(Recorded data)
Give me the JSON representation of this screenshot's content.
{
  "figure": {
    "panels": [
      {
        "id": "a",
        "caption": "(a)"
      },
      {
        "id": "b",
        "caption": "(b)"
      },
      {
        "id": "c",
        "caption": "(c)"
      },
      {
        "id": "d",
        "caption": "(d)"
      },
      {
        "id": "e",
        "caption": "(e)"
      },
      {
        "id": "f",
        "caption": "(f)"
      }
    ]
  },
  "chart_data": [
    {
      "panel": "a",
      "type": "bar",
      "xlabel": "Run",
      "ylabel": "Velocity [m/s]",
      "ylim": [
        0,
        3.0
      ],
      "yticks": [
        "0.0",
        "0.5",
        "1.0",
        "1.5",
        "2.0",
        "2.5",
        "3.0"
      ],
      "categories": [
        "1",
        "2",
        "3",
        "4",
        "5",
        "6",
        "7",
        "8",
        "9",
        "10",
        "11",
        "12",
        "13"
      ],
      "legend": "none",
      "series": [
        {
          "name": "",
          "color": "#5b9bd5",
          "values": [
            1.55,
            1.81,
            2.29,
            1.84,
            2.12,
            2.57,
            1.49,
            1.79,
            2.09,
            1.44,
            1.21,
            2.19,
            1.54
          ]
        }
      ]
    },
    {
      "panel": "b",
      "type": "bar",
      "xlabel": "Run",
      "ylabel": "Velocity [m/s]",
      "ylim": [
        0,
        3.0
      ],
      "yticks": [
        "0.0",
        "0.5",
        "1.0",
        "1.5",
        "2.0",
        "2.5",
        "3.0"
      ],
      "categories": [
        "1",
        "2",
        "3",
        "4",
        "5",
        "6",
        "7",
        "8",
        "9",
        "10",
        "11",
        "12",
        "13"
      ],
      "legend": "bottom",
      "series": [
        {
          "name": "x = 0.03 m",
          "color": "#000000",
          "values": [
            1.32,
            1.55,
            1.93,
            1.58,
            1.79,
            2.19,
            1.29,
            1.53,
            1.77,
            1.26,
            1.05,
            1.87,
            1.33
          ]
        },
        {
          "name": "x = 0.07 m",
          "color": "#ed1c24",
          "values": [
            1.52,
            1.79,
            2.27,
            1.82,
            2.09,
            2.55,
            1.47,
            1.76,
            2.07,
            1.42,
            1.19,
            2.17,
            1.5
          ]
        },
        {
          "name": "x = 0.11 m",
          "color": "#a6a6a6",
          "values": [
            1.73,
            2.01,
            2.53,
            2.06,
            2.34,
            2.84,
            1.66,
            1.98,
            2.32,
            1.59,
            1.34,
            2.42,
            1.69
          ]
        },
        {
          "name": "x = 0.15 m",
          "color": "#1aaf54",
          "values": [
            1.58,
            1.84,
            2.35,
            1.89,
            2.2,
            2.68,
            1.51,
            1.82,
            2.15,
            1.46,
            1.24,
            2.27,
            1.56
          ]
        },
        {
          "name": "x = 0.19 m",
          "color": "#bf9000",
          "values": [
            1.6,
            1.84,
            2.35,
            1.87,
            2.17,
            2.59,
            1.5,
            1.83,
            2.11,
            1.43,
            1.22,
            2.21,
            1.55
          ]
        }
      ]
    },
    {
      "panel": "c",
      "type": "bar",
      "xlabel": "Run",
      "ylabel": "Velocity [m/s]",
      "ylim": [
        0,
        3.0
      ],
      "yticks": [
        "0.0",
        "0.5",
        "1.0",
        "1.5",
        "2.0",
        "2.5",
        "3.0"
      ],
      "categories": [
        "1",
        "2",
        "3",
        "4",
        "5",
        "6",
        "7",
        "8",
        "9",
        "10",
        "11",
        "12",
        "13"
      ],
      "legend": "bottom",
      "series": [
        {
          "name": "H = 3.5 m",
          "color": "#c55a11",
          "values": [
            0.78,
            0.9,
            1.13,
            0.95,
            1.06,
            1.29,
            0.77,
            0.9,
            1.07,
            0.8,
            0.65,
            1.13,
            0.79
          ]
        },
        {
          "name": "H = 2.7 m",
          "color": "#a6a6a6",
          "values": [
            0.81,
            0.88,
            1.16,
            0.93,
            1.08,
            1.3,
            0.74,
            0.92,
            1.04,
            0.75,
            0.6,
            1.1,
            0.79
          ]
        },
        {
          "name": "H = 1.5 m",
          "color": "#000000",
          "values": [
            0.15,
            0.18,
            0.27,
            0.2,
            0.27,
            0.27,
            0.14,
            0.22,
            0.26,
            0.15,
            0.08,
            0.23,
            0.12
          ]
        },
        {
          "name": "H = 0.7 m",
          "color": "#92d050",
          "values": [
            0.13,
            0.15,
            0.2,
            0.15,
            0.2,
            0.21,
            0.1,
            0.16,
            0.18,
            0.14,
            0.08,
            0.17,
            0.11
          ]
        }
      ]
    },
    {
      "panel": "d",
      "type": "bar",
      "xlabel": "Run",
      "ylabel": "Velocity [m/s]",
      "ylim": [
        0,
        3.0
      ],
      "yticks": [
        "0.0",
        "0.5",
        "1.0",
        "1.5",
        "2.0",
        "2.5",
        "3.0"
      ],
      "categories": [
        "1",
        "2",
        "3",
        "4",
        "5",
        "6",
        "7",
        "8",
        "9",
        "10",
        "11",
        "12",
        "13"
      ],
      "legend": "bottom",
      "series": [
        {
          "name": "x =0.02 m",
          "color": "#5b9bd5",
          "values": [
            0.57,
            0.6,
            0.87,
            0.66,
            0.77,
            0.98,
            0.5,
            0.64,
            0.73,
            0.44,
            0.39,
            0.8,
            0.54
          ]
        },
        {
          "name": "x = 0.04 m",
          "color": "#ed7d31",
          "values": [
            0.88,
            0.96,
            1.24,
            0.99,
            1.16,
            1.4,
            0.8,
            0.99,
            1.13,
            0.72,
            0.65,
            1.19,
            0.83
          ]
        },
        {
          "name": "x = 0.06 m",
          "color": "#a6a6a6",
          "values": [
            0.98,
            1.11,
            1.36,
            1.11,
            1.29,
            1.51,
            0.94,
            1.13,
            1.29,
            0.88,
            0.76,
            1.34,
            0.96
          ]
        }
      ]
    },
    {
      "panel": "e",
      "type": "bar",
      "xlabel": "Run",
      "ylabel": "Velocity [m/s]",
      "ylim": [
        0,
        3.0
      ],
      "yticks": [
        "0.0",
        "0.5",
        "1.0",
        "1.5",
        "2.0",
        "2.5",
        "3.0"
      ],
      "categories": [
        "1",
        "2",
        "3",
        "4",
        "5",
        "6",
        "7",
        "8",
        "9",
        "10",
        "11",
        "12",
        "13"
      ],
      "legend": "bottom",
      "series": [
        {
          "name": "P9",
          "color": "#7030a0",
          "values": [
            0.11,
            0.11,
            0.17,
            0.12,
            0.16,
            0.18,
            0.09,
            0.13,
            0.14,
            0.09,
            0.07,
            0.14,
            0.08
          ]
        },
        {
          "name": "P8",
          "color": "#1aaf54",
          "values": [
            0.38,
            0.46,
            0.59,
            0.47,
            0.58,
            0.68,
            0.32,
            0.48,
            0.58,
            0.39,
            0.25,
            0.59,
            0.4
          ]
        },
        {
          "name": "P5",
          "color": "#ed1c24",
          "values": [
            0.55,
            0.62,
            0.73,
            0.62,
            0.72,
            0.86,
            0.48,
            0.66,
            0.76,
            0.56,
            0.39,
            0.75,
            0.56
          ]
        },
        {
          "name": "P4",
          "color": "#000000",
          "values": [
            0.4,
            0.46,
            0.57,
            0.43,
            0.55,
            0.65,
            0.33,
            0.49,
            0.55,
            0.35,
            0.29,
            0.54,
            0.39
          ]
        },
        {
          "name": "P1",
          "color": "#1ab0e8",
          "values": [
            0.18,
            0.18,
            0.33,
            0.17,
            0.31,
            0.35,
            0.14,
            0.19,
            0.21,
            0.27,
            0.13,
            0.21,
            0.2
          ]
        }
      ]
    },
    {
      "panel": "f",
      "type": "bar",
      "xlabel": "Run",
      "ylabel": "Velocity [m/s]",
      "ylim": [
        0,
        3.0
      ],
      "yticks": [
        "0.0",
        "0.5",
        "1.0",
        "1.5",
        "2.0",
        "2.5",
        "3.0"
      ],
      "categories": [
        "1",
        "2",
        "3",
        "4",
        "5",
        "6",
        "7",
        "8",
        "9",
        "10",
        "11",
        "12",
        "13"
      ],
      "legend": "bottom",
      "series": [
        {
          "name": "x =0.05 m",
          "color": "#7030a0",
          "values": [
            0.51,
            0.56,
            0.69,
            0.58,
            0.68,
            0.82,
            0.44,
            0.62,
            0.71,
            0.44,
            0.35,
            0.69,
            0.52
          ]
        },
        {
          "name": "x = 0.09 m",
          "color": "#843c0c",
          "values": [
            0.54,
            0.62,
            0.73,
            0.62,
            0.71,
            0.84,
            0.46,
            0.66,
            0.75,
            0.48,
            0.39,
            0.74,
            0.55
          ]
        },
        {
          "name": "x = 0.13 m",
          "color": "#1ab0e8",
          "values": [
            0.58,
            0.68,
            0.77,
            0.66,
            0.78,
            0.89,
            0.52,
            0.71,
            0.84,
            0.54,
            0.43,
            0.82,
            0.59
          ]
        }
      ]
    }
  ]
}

- WHAT YOU NEED TO DO:
Collect every line with the string "caption" from the records, and copy each.

- RIGHT ANSWER:
        "caption": "(a)"
        "caption": "(b)"
        "caption": "(c)"
        "caption": "(d)"
        "caption": "(e)"
        "caption": "(f)"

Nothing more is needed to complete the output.